** Start DATA FOR THE TASK **
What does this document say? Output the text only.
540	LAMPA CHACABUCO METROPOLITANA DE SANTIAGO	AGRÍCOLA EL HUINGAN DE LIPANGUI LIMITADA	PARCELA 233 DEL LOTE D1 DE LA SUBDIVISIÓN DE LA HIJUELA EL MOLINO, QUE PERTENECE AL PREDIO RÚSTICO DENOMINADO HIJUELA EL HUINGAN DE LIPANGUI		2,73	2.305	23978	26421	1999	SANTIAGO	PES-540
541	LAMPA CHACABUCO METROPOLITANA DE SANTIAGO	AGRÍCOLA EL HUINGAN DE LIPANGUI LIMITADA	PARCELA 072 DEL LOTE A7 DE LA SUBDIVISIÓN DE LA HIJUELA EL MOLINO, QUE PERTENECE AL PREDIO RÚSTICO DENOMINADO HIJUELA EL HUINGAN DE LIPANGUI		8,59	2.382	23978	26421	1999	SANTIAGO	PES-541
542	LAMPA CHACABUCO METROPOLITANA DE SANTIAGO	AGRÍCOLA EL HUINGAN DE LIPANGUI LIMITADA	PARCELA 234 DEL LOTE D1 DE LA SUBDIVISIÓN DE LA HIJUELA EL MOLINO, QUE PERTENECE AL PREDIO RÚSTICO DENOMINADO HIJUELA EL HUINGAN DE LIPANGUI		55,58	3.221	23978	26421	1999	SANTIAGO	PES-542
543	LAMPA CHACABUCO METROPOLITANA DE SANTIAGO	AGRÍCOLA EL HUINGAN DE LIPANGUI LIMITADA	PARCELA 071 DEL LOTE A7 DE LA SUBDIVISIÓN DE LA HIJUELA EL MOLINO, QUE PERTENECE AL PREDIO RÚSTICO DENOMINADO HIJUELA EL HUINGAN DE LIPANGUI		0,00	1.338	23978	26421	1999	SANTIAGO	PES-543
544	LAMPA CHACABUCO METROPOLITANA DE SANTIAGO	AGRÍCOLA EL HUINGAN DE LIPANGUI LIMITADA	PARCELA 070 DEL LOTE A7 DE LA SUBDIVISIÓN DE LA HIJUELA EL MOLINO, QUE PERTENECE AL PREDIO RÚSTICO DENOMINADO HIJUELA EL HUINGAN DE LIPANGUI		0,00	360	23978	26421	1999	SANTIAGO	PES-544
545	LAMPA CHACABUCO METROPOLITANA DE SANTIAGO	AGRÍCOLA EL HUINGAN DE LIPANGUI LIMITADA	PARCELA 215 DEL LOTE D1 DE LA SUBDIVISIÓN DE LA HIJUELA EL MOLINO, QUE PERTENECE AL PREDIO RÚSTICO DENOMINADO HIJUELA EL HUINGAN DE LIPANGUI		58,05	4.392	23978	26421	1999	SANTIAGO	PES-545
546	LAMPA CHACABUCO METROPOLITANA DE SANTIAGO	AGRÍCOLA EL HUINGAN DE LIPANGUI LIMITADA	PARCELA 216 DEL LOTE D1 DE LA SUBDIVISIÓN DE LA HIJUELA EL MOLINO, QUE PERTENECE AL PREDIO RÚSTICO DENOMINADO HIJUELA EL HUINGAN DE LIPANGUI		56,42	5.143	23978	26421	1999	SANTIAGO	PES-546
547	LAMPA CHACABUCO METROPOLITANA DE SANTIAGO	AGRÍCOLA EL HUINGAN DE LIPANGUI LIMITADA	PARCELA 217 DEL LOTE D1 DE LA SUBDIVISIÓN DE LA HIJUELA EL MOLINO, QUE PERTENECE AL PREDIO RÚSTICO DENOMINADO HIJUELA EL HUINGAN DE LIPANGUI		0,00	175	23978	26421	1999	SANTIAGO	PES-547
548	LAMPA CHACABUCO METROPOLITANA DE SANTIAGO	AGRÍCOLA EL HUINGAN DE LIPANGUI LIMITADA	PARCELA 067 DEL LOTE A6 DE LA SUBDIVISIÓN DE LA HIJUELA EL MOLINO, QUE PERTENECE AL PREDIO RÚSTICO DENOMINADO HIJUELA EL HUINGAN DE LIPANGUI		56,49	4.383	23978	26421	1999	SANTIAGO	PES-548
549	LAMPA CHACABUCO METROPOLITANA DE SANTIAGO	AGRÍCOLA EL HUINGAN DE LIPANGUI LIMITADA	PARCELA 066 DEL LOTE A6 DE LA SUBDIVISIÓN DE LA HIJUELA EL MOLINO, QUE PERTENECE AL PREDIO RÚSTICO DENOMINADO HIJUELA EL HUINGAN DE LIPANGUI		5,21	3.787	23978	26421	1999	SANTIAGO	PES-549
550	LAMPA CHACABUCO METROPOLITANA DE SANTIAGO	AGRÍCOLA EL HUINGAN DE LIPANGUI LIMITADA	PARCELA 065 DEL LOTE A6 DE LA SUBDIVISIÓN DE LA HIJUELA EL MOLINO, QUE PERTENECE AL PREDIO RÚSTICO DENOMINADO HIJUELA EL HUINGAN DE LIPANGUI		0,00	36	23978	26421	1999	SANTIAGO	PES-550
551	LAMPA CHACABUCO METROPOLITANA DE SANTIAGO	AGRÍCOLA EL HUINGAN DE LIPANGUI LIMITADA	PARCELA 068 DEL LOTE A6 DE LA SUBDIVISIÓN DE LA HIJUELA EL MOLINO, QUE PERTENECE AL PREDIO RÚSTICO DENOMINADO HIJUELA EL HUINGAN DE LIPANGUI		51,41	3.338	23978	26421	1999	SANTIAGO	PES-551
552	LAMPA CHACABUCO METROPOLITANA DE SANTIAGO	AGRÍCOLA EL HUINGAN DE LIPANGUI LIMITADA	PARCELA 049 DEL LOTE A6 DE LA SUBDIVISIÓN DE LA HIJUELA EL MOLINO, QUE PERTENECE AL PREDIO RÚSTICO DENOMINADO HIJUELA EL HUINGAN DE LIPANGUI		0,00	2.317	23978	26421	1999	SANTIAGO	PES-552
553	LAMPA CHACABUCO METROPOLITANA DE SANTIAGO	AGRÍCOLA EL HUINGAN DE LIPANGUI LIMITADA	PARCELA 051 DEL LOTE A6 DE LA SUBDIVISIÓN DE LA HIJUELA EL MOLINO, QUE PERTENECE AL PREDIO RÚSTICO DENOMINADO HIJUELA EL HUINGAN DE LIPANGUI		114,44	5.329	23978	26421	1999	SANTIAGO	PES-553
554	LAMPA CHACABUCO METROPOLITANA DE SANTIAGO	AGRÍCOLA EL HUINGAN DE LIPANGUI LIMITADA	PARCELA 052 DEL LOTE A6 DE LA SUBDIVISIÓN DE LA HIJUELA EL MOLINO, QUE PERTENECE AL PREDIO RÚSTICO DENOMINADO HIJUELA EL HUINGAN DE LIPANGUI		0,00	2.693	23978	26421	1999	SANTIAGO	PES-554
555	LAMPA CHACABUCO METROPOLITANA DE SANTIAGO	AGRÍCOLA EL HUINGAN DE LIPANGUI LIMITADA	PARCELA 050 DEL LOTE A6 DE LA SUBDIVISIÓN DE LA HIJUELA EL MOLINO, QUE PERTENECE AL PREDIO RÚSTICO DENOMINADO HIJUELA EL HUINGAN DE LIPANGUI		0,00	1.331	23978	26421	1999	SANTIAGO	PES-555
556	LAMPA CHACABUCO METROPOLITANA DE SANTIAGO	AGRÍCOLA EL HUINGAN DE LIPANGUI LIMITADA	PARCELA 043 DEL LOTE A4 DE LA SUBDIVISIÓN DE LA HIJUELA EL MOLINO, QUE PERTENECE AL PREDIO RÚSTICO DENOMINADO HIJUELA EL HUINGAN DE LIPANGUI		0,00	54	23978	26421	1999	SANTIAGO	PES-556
** End DATA FOR THE TASK **
▶ **WHAT THE TASK REQUIRES**
Copy every line verbatim.

▶ **COMPLETE ANSWER**
What does this document say? Output the text only.
540	LAMPA CHACABUCO METROPOLITANA DE SANTIAGO	AGRÍCOLA EL HUINGAN DE LIPANGUI LIMITADA	PARCELA 233 DEL LOTE D1 DE LA SUBDIVISIÓN DE LA HIJUELA EL MOLINO, QUE PERTENECE AL PREDIO RÚSTICO DENOMINADO HIJUELA EL HUINGAN DE LIPANGUI		2,73	2.305	23978	26421	1999	SANTIAGO	PES-540
541	LAMPA CHACABUCO METROPOLITANA DE SANTIAGO	AGRÍCOLA EL HUINGAN DE LIPANGUI LIMITADA	PARCELA 072 DEL LOTE A7 DE LA SUBDIVISIÓN DE LA HIJUELA EL MOLINO, QUE PERTENECE AL PREDIO RÚSTICO DENOMINADO HIJUELA EL HUINGAN DE LIPANGUI		8,59	2.382	23978	26421	1999	SANTIAGO	PES-541
542	LAMPA CHACABUCO METROPOLITANA DE SANTIAGO	AGRÍCOLA EL HUINGAN DE LIPANGUI LIMITADA	PARCELA 234 DEL LOTE D1 DE LA SUBDIVISIÓN DE LA HIJUELA EL MOLINO, QUE PERTENECE AL PREDIO RÚSTICO DENOMINADO HIJUELA EL HUINGAN DE LIPANGUI		55,58	3.221	23978	26421	1999	SANTIAGO	PES-542
543	LAMPA CHACABUCO METROPOLITANA DE SANTIAGO	AGRÍCOLA EL HUINGAN DE LIPANGUI LIMITADA	PARCELA 071 DEL LOTE A7 DE LA SUBDIVISIÓN DE LA HIJUELA EL MOLINO, QUE PERTENECE AL PREDIO RÚSTICO DENOMINADO HIJUELA EL HUINGAN DE LIPANGUI		0,00	1.338	23978	26421	1999	SANTIAGO	PES-543
544	LAMPA CHACABUCO METROPOLITANA DE SANTIAGO	AGRÍCOLA EL HUINGAN DE LIPANGUI LIMITADA	PARCELA 070 DEL LOTE A7 DE LA SUBDIVISIÓN DE LA HIJUELA EL MOLINO, QUE PERTENECE AL PREDIO RÚSTICO DENOMINADO HIJUELA EL HUINGAN DE LIPANGUI		0,00	360	23978	26421	1999	SANTIAGO	PES-544
545	LAMPA CHACABUCO METROPOLITANA DE SANTIAGO	AGRÍCOLA EL HUINGAN DE LIPANGUI LIMITADA	PARCELA 215 DEL LOTE D1 DE LA SUBDIVISIÓN DE LA HIJUELA EL MOLINO, QUE PERTENECE AL PREDIO RÚSTICO DENOMINADO HIJUELA EL HUINGAN DE LIPANGUI		58,05	4.392	23978	26421	1999	SANTIAGO	PES-545
546	LAMPA CHACABUCO METROPOLITANA DE SANTIAGO	AGRÍCOLA EL HUINGAN DE LIPANGUI LIMITADA	PARCELA 216 DEL LOTE D1 DE LA SUBDIVISIÓN DE LA HIJUELA EL MOLINO, QUE PERTENECE AL PREDIO RÚSTICO DENOMINADO HIJUELA EL HUINGAN DE LIPANGUI		56,42	5.143	23978	26421	1999	SANTIAGO	PES-546
547	LAMPA CHACABUCO METROPOLITANA DE SANTIAGO	AGRÍCOLA EL HUINGAN DE LIPANGUI LIMITADA	PARCELA 217 DEL LOTE D1 DE LA SUBDIVISIÓN DE LA HIJUELA EL MOLINO, QUE PERTENECE AL PREDIO RÚSTICO DENOMINADO HIJUELA EL HUINGAN DE LIPANGUI		0,00	175	23978	26421	1999	SANTIAGO	PES-547
548	LAMPA CHACABUCO METROPOLITANA DE SANTIAGO	AGRÍCOLA EL HUINGAN DE LIPANGUI LIMITADA	PARCELA 067 DEL LOTE A6 DE LA SUBDIVISIÓN DE LA HIJUELA EL MOLINO, QUE PERTENECE AL PREDIO RÚSTICO DENOMINADO HIJUELA EL HUINGAN DE LIPANGUI		56,49	4.383	23978	26421	1999	SANTIAGO	PES-548
549	LAMPA CHACABUCO METROPOLITANA DE SANTIAGO	AGRÍCOLA EL HUINGAN DE LIPANGUI LIMITADA	PARCELA 066 DEL LOTE A6 DE LA SUBDIVISIÓN DE LA HIJUELA EL MOLINO, QUE PERTENECE AL PREDIO RÚSTICO DENOMINADO HIJUELA EL HUINGAN DE LIPANGUI		5,21	3.787	23978	26421	1999	SANTIAGO	PES-549
550	LAMPA CHACABUCO METROPOLITANA DE SANTIAGO	AGRÍCOLA EL HUINGAN DE LIPANGUI LIMITADA	PARCELA 065 DEL LOTE A6 DE LA SUBDIVISIÓN DE LA HIJUELA EL MOLINO, QUE PERTENECE AL PREDIO RÚSTICO DENOMINADO HIJUELA EL HUINGAN DE LIPANGUI		0,00	36	23978	26421	1999	SANTIAGO	PES-550
551	LAMPA CHACABUCO METROPOLITANA DE SANTIAGO	AGRÍCOLA EL HUINGAN DE LIPANGUI LIMITADA	PARCELA 068 DEL LOTE A6 DE LA SUBDIVISIÓN DE LA HIJUELA EL MOLINO, QUE PERTENECE AL PREDIO RÚSTICO DENOMINADO HIJUELA EL HUINGAN DE LIPANGUI		51,41	3.338	23978	26421	1999	SANTIAGO	PES-551
552	LAMPA CHACABUCO METROPOLITANA DE SANTIAGO	AGRÍCOLA EL HUINGAN DE LIPANGUI LIMITADA	PARCELA 049 DEL LOTE A6 DE LA SUBDIVISIÓN DE LA HIJUELA EL MOLINO, QUE PERTENECE AL PREDIO RÚSTICO DENOMINADO HIJUELA EL HUINGAN DE LIPANGUI		0,00	2.317	23978	26421	1999	SANTIAGO	PES-552
553	LAMPA CHACABUCO METROPOLITANA DE SANTIAGO	AGRÍCOLA EL HUINGAN DE LIPANGUI LIMITADA	PARCELA 051 DEL LOTE A6 DE LA SUBDIVISIÓN DE LA HIJUELA EL MOLINO, QUE PERTENECE AL PREDIO RÚSTICO DENOMINADO HIJUELA EL HUINGAN DE LIPANGUI		114,44	5.329	23978	26421	1999	SANTIAGO	PES-553
554	LAMPA CHACABUCO METROPOLITANA DE SANTIAGO	AGRÍCOLA EL HUINGAN DE LIPANGUI LIMITADA	PARCELA 052 DEL LOTE A6 DE LA SUBDIVISIÓN DE LA HIJUELA EL MOLINO, QUE PERTENECE AL PREDIO RÚSTICO DENOMINADO HIJUELA EL HUINGAN DE LIPANGUI		0,00	2.693	23978	26421	1999	SANTIAGO	PES-554
555	LAMPA CHACABUCO METROPOLITANA DE SANTIAGO	AGRÍCOLA EL HUINGAN DE LIPANGUI LIMITADA	PARCELA 050 DEL LOTE A6 DE LA SUBDIVISIÓN DE LA HIJUELA EL MOLINO, QUE PERTENECE AL PREDIO RÚSTICO DENOMINADO HIJUELA EL HUINGAN DE LIPANGUI		0,00	1.331	23978	26421	1999	SANTIAGO	PES-555
556	LAMPA CHACABUCO METROPOLITANA DE SANTIAGO	AGRÍCOLA EL HUINGAN DE LIPANGUI LIMITADA	PARCELA 043 DEL LOTE A4 DE LA SUBDIVISIÓN DE LA HIJUELA EL MOLINO, QUE PERTENECE AL PREDIO RÚSTICO DENOMINADO HIJUELA EL HUINGAN DE LIPANGUI		0,00	54	23978	26421	1999	SANTIAGO	PES-556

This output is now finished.